[Region and label listings]
============================================================

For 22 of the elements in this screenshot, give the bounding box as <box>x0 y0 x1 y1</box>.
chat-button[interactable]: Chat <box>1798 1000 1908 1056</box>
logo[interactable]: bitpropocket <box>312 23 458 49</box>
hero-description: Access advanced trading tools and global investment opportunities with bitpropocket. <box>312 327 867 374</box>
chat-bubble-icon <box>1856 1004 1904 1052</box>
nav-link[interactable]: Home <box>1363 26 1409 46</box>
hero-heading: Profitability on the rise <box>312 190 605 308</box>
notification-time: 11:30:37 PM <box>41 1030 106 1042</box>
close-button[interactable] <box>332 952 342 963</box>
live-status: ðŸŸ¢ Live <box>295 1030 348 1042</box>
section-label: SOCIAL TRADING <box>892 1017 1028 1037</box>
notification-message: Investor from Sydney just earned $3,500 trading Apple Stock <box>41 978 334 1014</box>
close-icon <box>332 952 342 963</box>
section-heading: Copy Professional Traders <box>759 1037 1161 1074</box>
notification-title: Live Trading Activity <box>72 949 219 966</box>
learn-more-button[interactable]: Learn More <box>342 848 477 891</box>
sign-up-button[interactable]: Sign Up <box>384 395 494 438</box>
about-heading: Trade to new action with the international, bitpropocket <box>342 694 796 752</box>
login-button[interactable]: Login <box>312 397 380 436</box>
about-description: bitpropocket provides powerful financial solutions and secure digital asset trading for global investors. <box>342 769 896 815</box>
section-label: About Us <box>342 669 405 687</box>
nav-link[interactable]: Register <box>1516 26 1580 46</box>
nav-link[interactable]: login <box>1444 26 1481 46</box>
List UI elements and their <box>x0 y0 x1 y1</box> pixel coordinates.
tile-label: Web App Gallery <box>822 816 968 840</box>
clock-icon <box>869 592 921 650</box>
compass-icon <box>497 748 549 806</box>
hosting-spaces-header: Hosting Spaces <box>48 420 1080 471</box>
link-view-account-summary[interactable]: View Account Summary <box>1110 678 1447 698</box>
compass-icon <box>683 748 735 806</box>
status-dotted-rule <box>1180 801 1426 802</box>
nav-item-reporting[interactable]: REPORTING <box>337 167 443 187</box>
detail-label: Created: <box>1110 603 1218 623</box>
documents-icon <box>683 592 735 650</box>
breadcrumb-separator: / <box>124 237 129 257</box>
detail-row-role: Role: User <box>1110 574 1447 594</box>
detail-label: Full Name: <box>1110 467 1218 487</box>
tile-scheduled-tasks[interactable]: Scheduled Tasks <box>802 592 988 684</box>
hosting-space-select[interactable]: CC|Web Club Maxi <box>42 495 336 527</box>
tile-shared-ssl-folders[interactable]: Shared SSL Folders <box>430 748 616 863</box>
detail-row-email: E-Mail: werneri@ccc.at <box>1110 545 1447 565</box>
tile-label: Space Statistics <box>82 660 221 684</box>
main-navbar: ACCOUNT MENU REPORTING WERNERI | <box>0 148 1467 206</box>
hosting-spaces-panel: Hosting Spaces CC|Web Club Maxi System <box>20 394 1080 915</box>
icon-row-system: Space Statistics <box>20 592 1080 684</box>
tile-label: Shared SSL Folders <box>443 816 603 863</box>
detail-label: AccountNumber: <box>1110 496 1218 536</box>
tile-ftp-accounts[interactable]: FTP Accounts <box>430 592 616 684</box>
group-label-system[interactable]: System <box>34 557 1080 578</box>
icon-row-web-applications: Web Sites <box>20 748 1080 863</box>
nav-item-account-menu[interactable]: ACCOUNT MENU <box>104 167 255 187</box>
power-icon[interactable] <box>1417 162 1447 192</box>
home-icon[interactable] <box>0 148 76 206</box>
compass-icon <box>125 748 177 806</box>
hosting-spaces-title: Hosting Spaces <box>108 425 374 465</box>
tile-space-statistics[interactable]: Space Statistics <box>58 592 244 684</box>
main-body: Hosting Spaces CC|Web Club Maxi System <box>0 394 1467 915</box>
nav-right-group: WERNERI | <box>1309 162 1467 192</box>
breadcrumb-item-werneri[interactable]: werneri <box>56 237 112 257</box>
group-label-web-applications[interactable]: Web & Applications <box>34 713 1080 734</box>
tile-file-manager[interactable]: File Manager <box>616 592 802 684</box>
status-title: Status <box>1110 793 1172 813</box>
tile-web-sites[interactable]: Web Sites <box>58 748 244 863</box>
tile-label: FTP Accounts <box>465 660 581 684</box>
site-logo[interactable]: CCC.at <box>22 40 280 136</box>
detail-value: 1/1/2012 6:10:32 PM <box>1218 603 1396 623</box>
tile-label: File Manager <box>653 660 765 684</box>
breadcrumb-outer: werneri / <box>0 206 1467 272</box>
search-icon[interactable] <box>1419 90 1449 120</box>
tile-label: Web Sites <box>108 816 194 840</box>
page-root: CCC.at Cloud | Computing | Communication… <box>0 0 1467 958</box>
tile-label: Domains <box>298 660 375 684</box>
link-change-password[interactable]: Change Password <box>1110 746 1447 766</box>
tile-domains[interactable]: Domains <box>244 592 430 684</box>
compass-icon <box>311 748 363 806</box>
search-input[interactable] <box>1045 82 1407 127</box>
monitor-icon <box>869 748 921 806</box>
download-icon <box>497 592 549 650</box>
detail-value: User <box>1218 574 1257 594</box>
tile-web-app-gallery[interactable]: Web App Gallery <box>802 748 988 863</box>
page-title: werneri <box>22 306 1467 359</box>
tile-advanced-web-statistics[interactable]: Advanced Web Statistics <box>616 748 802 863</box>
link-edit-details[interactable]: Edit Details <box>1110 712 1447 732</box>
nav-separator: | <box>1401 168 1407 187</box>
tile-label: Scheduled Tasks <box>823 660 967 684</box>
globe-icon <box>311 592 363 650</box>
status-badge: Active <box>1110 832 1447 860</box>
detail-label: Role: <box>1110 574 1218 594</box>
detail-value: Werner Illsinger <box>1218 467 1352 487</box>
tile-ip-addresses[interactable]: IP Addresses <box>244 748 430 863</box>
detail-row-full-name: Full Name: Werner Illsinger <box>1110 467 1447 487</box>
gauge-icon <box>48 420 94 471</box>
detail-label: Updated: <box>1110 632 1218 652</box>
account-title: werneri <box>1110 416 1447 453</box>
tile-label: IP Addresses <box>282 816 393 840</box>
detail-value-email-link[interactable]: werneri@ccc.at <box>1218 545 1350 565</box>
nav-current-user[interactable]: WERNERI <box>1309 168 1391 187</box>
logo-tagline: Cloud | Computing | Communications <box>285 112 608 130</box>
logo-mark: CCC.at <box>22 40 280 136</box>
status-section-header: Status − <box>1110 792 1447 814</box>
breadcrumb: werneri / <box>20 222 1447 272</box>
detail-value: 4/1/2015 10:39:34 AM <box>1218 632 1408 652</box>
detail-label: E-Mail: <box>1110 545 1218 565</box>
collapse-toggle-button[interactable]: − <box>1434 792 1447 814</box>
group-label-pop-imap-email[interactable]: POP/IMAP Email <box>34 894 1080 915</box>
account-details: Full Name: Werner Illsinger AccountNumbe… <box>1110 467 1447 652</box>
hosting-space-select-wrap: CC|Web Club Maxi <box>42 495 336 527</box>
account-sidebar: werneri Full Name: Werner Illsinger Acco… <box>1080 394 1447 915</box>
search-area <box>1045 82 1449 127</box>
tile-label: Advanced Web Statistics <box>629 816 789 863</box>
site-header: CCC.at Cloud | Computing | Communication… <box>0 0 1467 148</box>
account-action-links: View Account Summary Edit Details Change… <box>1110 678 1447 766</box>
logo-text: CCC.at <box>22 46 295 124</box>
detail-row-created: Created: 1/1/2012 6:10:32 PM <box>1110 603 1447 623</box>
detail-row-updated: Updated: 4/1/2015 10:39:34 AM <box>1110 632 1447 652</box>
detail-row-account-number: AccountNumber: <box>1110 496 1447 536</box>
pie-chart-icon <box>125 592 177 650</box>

============================================================

List every line of the listing above that contains the string "elements". Case counts.

For 22 of the elements in this screenshot, give the bounding box as <box>x0 y0 x1 y1</box>.
List UI elements and their <box>x0 y0 x1 y1</box> pixel coordinates.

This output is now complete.